* The problem *
Quote every line of the items below verbatim, omitting the pictures.

* Data rows *
+ + + + +

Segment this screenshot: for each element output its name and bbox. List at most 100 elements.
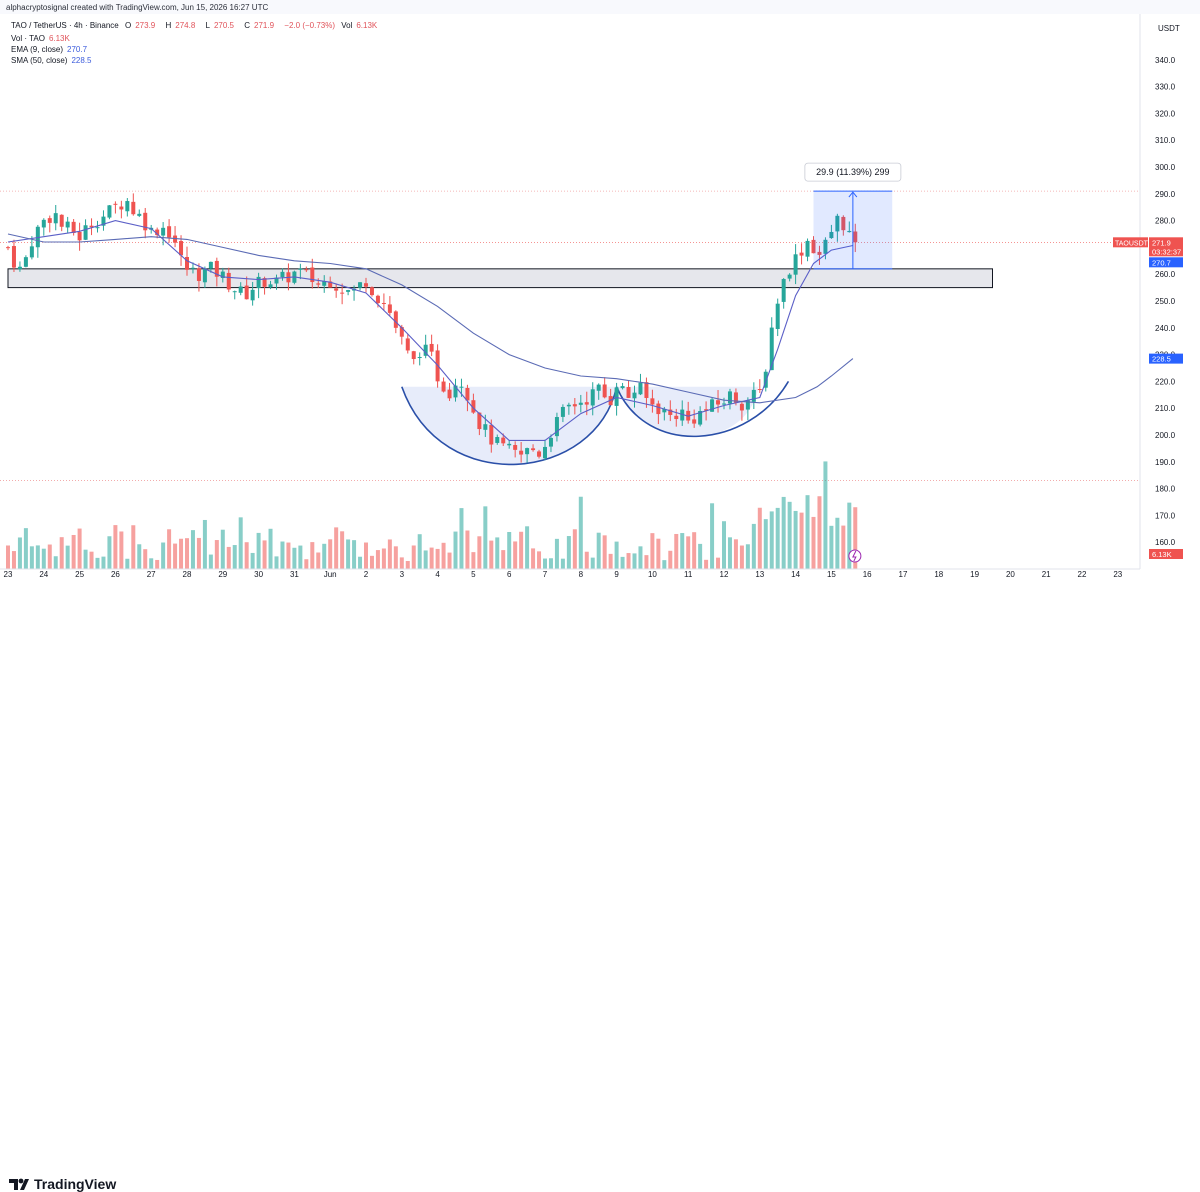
volume-bar [334,527,339,569]
volume-bar [328,539,333,569]
candle-body [262,278,267,287]
change-value: −2.0 (−0.73%) [284,21,335,30]
candle-body [89,225,94,228]
candle-body [799,252,804,256]
candle-body [411,351,416,360]
cup-fill [401,386,617,465]
volume-bar [793,510,798,569]
footer: TradingView [0,582,1200,1192]
candle-body [543,446,547,459]
volume-bar [35,545,40,569]
volume-bar [775,507,780,569]
volume-badge-text: 6.13K [1152,550,1172,559]
volume-bar [674,533,679,569]
candle-body [453,385,458,398]
candle-body [125,201,130,212]
ema-badge-text: 270.7 [1152,258,1171,267]
vol-label: Vol [341,21,353,30]
candle-body [220,271,225,279]
volume-bar [441,542,446,569]
volume-indicator-label: Vol · TAO [11,34,45,43]
candle-body [155,229,160,236]
volume-bar [256,532,261,569]
volume-bar [399,557,404,569]
last-price-badge-bg [1149,237,1183,257]
candle-body [47,218,52,223]
price-tick-label: 200.0 [1155,431,1176,440]
time-tick-label: 2 [364,570,369,579]
time-tick-label: 31 [290,570,299,579]
candle-body [632,392,637,399]
candle-body [847,230,852,233]
volume-bar [805,495,810,569]
candle-body [495,437,500,443]
candle-body [208,261,213,269]
price-tick-label: 300.0 [1155,163,1176,172]
volume-bar [89,551,94,569]
volume-bar [23,528,28,569]
candle-body [602,384,607,398]
candle-body [757,389,762,391]
candle-body [256,276,261,288]
candle-body [733,392,738,403]
candle-body [214,260,219,277]
tradingview-logo[interactable]: TradingView [8,1176,116,1192]
volume-bar [584,551,589,569]
candle-body [584,402,589,405]
volume-bar [799,512,804,569]
volume-bar [644,555,649,569]
volume-bar [238,517,243,569]
last-price-badge-text: 03:32:37 [1152,247,1181,256]
time-tick-label: 30 [254,570,263,579]
header-bar: alphacryptosignal created with TradingVi… [0,0,1200,14]
volume-bar [358,556,363,569]
time-tick-label: 7 [543,570,548,579]
price-chart[interactable]: 29.9 (11.39%) 299 160.0170.0180.0190.020… [0,0,1200,582]
volume-bar [525,526,530,569]
volume-bar [101,556,106,569]
candle-body [65,221,70,228]
price-tick-label: 340.0 [1155,56,1176,65]
lightning-icon[interactable] [848,549,862,563]
candle-body [328,281,333,288]
candle-body [716,400,721,405]
volume-bar [811,516,816,569]
vol-value: 6.13K [356,21,378,30]
candle-body [298,268,303,270]
time-tick-label: 24 [39,570,48,579]
volume-indicator-value: 6.13K [48,34,70,43]
volume-bar [298,545,303,569]
volume-bar [554,538,559,569]
time-tick-label: 29 [218,570,227,579]
volume-bar [692,532,697,569]
candle-body [674,415,679,420]
candle-body [196,268,201,281]
close-value: 271.9 [254,21,275,30]
price-tick-label: 240.0 [1155,324,1176,333]
low-value: 270.5 [213,21,235,30]
volume-bar [268,528,273,569]
candle-body [620,386,625,389]
candle-body [387,304,392,313]
candle-body [101,216,106,226]
volume-bar [417,534,422,569]
volume-bar [841,525,846,569]
sma-label: SMA (50, close) [11,56,68,65]
volume-bar [340,531,345,569]
candle-body [447,389,452,399]
candle-body [71,221,76,234]
volume-bar [292,547,297,569]
volume-bar [829,525,834,569]
candle-body [483,424,488,430]
volume-bar [149,558,154,569]
volume-bar [77,528,82,569]
time-tick-label: 16 [863,570,872,579]
time-tick-label: 20 [1006,570,1015,579]
volume-bar [316,552,321,569]
volume-bar [543,558,547,569]
candle-body [161,227,166,236]
volume-bar [381,548,386,569]
price-tick-label: 210.0 [1155,404,1176,413]
candle-body [853,231,858,243]
volume-bar [220,529,225,569]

+ + + + +

* Output below *
Segment this screenshot: for each element output its name and bbox. List at most 100 elements.
volume-bar [334,527,339,569]
volume-bar [328,539,333,569]
candle-body [262,278,267,287]
change-value: −2.0 (−0.73%) [284,21,335,30]
candle-body [89,225,94,228]
candle-body [799,252,804,256]
candle-body [411,351,416,360]
cup-fill [401,386,617,465]
volume-bar [793,510,798,569]
footer: TradingView [0,582,1200,1192]
candle-body [543,446,547,459]
volume-bar [35,545,40,569]
volume-bar [775,507,780,569]
volume-badge-text: 6.13K [1152,550,1172,559]
volume-bar [674,533,679,569]
candle-body [453,385,458,398]
candle-body [125,201,130,212]
ema-badge-text: 270.7 [1152,258,1171,267]
vol-label: Vol [341,21,353,30]
candle-body [220,271,225,279]
volume-bar [441,542,446,569]
volume-indicator-label: Vol · TAO [11,34,45,43]
candle-body [155,229,160,236]
volume-bar [256,532,261,569]
volume-bar [399,557,404,569]
last-price-badge-bg [1149,237,1183,257]
candle-body [47,218,52,223]
price-tick-label: 200.0 [1155,431,1176,440]
time-tick-label: 2 [364,570,369,579]
time-tick-label: 31 [290,570,299,579]
candle-body [632,392,637,399]
candle-body [847,230,852,233]
volume-bar [805,495,810,569]
candle-body [495,437,500,443]
candle-body [208,261,213,269]
price-tick-label: 300.0 [1155,163,1176,172]
volume-bar [89,551,94,569]
volume-bar [23,528,28,569]
candle-body [602,384,607,398]
candle-body [757,389,762,391]
candle-body [256,276,261,288]
candle-body [733,392,738,403]
candle-body [214,260,219,277]
tradingview-logo[interactable]: TradingView [8,1176,116,1192]
volume-bar [584,551,589,569]
candle-body [584,402,589,405]
volume-bar [799,512,804,569]
volume-bar [644,555,649,569]
volume-bar [238,517,243,569]
last-price-badge-text: 03:32:37 [1152,247,1181,256]
time-tick-label: 30 [254,570,263,579]
header-bar: alphacryptosignal created with TradingVi… [0,0,1200,14]
volume-bar [358,556,363,569]
time-tick-label: 7 [543,570,548,579]
price-chart[interactable]: 29.9 (11.39%) 299 160.0170.0180.0190.020… [0,0,1200,582]
volume-bar [525,526,530,569]
volume-bar [101,556,106,569]
candle-body [65,221,70,228]
price-tick-label: 340.0 [1155,56,1176,65]
lightning-icon[interactable] [848,549,862,563]
candle-body [328,281,333,288]
candle-body [716,400,721,405]
volume-bar [811,516,816,569]
vol-value: 6.13K [356,21,378,30]
candle-body [298,268,303,270]
time-tick-label: 24 [39,570,48,579]
volume-indicator-value: 6.13K [48,34,70,43]
volume-bar [298,545,303,569]
volume-bar [554,538,559,569]
time-tick-label: 29 [218,570,227,579]
volume-bar [692,532,697,569]
candle-body [674,415,679,420]
candle-body [196,268,201,281]
close-value: 271.9 [254,21,275,30]
price-tick-label: 240.0 [1155,324,1176,333]
low-value: 270.5 [213,21,235,30]
volume-bar [268,528,273,569]
candle-body [620,386,625,389]
candle-body [387,304,392,313]
candle-body [101,216,106,226]
volume-bar [417,534,422,569]
volume-bar [841,525,846,569]
sma-label: SMA (50, close) [11,56,68,65]
volume-bar [340,531,345,569]
candle-body [447,389,452,399]
candle-body [71,221,76,234]
volume-bar [292,547,297,569]
volume-bar [829,525,834,569]
candle-body [483,424,488,430]
volume-bar [149,558,154,569]
volume-bar [77,528,82,569]
time-tick-label: 16 [863,570,872,579]
time-tick-label: 20 [1006,570,1015,579]
volume-bar [316,552,321,569]
volume-bar [543,558,547,569]
candle-body [161,227,166,236]
volume-bar [381,548,386,569]
price-tick-label: 210.0 [1155,404,1176,413]
candle-body [853,231,858,243]
volume-bar [220,529,225,569]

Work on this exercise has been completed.